## Exercise instructions
Pull out every line from the listing that has the word "CMSIS".

Collected data entries:
□ □ □ □ □
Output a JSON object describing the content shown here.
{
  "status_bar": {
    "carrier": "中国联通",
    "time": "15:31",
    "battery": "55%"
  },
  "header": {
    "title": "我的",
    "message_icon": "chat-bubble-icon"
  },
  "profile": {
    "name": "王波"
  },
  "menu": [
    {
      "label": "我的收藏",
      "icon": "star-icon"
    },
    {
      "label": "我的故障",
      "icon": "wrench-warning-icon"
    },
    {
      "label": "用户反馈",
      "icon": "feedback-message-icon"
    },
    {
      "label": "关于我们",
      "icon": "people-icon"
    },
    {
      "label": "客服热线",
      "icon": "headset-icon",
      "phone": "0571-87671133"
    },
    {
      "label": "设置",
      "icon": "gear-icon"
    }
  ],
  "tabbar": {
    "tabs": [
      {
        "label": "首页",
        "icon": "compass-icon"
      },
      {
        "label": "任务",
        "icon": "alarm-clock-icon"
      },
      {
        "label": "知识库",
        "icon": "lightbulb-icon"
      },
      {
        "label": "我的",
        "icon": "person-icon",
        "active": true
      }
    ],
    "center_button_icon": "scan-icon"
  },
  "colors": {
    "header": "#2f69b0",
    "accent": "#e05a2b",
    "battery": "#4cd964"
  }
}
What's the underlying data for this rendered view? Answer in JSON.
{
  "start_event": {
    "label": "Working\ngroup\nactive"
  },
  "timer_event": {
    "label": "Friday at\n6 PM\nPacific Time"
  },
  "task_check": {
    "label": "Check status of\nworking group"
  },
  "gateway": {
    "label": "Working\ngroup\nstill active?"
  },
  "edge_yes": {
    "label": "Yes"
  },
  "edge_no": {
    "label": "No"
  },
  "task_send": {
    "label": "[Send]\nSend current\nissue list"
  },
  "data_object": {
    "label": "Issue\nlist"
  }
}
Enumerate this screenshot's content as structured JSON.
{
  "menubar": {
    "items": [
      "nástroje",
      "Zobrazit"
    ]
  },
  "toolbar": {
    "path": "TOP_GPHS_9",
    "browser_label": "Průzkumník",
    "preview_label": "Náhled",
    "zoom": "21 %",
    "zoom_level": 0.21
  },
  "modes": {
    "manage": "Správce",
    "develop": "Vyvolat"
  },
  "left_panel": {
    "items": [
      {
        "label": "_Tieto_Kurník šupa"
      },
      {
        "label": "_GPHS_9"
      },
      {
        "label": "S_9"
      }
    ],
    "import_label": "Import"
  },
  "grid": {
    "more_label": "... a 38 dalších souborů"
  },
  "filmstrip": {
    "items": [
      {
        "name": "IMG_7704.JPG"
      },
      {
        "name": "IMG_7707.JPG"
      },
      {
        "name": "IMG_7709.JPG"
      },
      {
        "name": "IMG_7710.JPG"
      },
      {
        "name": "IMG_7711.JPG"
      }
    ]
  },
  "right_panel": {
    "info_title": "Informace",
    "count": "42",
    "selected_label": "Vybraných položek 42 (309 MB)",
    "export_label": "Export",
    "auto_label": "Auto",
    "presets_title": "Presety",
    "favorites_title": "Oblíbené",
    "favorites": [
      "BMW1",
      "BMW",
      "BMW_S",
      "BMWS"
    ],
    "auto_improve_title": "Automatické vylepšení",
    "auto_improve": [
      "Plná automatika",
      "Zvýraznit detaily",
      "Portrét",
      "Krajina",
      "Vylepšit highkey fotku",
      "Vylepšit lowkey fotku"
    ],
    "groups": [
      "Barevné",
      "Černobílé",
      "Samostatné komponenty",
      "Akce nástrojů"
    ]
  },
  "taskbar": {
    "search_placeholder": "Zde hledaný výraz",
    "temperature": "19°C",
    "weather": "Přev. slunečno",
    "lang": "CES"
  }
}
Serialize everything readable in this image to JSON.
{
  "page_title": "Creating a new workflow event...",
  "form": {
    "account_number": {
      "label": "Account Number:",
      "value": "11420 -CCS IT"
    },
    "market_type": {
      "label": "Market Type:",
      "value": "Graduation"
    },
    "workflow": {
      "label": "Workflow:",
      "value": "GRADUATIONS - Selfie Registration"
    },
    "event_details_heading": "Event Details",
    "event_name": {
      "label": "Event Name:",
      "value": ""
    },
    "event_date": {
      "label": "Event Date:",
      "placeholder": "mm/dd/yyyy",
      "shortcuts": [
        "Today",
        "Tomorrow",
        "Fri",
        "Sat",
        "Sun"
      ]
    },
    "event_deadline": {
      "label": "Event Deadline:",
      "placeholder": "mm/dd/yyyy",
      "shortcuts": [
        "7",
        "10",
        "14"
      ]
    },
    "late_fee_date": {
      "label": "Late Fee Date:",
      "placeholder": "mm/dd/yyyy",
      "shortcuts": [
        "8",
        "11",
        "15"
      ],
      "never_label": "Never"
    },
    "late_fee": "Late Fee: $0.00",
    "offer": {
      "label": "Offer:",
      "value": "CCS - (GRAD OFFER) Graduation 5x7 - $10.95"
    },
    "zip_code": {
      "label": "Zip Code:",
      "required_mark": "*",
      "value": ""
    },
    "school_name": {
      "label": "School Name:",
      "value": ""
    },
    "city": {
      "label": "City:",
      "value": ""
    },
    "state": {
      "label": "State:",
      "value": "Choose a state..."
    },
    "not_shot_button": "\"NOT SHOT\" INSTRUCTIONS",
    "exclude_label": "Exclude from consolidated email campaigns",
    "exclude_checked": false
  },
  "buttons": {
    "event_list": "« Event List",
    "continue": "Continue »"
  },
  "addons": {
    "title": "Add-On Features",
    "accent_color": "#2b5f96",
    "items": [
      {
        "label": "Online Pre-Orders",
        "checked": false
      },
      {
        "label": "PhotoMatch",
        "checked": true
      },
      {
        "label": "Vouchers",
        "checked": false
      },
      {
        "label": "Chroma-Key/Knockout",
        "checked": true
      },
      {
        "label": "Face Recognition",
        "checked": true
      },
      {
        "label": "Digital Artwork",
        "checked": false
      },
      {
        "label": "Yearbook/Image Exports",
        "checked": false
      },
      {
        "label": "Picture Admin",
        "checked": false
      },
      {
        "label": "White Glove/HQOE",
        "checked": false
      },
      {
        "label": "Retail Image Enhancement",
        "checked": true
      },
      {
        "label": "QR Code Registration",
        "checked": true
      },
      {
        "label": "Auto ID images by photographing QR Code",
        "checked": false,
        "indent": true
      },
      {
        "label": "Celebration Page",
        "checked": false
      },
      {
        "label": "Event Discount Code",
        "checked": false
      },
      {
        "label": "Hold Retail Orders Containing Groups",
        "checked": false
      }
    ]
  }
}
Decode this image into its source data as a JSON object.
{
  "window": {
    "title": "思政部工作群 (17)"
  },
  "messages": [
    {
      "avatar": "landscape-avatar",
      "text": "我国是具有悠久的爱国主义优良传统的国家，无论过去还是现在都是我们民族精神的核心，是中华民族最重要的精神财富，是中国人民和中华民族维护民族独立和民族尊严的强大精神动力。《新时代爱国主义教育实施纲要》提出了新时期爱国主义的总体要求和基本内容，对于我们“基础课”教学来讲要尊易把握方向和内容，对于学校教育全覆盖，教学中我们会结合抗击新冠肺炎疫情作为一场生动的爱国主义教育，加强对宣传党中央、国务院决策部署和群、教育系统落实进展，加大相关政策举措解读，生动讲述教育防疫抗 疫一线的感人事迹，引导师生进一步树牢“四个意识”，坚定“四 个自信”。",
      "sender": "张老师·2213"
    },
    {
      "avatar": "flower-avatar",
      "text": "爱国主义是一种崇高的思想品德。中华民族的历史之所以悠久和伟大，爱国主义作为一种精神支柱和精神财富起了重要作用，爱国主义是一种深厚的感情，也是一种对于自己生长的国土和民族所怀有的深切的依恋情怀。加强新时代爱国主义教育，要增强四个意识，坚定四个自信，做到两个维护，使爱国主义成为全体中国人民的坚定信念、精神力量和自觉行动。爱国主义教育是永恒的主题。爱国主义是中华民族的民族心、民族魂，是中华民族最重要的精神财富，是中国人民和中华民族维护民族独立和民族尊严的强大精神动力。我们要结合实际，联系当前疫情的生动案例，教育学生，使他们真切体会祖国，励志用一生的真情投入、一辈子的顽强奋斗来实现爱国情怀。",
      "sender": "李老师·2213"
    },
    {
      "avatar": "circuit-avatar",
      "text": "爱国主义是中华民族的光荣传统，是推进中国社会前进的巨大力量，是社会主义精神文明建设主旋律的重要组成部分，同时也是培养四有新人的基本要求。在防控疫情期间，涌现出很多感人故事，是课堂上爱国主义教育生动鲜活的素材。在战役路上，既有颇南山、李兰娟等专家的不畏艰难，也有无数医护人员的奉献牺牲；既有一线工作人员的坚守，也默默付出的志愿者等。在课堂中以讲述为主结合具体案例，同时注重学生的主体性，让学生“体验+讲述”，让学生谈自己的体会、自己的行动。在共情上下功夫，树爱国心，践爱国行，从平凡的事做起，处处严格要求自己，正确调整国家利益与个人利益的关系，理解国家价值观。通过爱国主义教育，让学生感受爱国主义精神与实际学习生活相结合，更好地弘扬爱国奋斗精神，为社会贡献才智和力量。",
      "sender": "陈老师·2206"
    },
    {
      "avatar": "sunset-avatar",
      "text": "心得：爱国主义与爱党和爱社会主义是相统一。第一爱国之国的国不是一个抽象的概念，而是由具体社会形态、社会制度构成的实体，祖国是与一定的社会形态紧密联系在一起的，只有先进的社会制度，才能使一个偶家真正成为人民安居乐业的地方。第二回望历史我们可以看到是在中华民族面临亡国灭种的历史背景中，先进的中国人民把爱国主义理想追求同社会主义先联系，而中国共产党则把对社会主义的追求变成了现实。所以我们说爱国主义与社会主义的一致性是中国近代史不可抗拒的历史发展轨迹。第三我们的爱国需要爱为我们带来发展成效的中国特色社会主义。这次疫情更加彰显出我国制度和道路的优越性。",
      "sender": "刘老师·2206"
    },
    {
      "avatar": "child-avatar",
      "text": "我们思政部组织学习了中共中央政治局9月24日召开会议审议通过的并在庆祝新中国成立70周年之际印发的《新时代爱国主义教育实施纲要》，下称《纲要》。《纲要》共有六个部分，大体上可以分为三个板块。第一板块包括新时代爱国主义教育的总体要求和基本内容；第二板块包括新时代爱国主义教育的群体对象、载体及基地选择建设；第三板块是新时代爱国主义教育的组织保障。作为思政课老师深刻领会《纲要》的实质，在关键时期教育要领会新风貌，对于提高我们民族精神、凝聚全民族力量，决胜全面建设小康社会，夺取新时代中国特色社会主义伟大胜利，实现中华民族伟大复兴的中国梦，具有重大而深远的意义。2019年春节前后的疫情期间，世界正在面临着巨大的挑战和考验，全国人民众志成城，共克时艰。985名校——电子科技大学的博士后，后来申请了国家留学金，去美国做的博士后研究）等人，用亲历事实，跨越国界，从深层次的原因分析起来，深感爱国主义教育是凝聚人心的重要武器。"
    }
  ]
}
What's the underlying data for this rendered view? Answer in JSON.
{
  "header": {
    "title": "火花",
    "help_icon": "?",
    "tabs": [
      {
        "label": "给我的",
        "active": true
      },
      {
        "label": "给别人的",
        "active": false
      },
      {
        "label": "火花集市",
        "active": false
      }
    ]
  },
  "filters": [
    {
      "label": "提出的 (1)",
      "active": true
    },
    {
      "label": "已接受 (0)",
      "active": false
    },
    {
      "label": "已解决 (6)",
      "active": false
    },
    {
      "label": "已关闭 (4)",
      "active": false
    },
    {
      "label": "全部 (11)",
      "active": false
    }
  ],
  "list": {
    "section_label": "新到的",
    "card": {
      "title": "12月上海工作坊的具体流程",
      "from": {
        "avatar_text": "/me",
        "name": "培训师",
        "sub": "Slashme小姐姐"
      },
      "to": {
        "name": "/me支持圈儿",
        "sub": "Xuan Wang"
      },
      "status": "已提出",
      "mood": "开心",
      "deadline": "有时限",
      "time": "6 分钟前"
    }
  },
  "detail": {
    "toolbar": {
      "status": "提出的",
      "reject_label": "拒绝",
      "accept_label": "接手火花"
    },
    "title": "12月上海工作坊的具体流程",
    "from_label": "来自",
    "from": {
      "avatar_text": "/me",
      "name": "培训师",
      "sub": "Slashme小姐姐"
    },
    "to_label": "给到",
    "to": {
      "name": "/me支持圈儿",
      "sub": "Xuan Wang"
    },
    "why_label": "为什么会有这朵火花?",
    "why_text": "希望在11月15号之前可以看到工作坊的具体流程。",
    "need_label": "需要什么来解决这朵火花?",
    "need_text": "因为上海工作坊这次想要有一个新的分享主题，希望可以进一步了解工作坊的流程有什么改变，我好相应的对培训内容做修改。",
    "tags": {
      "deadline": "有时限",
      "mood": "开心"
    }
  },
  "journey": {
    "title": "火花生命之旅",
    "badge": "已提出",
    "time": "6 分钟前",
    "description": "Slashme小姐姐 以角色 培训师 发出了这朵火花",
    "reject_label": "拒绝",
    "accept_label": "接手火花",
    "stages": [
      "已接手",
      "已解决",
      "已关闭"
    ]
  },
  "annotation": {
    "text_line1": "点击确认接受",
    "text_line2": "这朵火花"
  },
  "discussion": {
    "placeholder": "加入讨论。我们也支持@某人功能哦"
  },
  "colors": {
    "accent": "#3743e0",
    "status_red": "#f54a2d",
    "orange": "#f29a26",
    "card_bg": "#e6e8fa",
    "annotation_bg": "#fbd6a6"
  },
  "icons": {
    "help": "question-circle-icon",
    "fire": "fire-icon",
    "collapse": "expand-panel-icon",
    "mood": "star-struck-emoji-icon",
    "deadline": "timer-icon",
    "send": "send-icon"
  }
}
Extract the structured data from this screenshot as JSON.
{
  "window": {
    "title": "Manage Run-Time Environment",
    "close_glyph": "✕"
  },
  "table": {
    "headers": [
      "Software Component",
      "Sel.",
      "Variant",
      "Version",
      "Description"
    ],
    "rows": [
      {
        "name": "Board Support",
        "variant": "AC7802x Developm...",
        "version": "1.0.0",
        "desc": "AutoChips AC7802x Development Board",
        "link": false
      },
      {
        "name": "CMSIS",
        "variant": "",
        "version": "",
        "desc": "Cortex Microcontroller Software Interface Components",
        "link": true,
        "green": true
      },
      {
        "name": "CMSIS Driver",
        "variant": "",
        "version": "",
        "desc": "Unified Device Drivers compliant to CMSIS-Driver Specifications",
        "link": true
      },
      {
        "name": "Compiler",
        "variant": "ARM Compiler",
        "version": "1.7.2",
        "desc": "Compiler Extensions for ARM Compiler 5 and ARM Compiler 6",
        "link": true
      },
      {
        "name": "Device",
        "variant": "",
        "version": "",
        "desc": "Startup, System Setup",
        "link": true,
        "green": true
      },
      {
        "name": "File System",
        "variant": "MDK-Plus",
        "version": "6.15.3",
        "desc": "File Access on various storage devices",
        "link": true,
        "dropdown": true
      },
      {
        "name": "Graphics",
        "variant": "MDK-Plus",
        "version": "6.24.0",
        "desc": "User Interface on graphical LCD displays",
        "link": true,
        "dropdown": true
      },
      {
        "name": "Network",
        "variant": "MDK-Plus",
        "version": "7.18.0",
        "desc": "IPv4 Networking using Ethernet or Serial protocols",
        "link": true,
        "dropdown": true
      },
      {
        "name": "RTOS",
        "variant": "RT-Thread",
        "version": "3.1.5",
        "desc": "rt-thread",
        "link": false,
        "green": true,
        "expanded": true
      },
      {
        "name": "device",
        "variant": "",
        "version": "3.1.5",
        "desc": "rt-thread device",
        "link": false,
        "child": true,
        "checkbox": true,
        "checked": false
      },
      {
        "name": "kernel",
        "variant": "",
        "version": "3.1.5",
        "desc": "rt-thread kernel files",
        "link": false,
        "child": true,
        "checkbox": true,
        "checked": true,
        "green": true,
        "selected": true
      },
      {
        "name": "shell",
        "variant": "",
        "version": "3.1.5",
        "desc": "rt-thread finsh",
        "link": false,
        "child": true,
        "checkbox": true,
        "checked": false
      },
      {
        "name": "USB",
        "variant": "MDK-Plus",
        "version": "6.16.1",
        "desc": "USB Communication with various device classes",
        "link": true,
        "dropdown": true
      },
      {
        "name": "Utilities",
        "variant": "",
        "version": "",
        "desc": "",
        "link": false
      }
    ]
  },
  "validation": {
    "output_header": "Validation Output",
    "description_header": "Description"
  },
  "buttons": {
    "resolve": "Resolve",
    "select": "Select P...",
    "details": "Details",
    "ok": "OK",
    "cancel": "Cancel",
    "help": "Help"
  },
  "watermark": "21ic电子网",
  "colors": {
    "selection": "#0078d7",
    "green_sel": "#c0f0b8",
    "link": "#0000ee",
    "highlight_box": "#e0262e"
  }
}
□ □ □ □ □
## Finished answer
        "name": "CMSIS",
        "name": "CMSIS Driver",
        "desc": "Unified Device Drivers compliant to CMSIS-Driver Specifications",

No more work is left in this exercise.